[start]
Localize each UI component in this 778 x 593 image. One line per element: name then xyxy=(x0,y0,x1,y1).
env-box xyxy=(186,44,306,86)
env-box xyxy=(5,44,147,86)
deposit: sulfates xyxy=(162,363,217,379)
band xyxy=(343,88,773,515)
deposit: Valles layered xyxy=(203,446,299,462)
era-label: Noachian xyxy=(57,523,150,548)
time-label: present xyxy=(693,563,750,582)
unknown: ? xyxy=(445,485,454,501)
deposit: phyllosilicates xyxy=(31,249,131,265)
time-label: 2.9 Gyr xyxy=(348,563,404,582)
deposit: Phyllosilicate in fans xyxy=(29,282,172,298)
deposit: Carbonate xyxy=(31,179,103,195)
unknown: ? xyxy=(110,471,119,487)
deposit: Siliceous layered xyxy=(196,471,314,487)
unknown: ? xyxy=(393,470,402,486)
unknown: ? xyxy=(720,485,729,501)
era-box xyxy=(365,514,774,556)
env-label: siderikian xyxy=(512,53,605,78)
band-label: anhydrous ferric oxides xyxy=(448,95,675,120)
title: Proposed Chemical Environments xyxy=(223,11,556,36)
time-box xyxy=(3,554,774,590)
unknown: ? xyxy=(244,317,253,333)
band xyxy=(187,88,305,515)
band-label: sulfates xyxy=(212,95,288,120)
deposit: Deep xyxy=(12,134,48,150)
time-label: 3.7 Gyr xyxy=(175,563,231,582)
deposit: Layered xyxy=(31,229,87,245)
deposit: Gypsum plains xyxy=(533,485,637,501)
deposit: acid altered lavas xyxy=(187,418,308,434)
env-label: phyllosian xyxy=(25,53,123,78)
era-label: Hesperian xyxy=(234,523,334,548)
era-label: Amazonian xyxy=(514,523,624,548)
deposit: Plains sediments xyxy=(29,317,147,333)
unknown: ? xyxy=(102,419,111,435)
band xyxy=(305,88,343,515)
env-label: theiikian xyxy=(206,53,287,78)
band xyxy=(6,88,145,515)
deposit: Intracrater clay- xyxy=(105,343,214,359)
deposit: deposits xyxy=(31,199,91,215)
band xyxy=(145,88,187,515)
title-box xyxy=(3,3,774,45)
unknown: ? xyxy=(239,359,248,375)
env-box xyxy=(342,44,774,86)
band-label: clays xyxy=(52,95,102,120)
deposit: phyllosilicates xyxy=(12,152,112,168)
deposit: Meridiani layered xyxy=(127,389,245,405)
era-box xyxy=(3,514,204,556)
[end]
▶ _Directions for this task_:
Copy out the entries word for word, from the very first line through the line containing "unknown: ? xyxy=(393,470,402,486)".

▶ _In response_:
Localize each UI component in this 778 x 593 image. One line per element: name then xyxy=(x0,y0,x1,y1).
env-box xyxy=(186,44,306,86)
env-box xyxy=(5,44,147,86)
deposit: sulfates xyxy=(162,363,217,379)
band xyxy=(343,88,773,515)
deposit: Valles layered xyxy=(203,446,299,462)
era-label: Noachian xyxy=(57,523,150,548)
time-label: present xyxy=(693,563,750,582)
unknown: ? xyxy=(445,485,454,501)
deposit: phyllosilicates xyxy=(31,249,131,265)
time-label: 2.9 Gyr xyxy=(348,563,404,582)
deposit: Phyllosilicate in fans xyxy=(29,282,172,298)
deposit: Carbonate xyxy=(31,179,103,195)
unknown: ? xyxy=(110,471,119,487)
deposit: Siliceous layered xyxy=(196,471,314,487)
unknown: ? xyxy=(393,470,402,486)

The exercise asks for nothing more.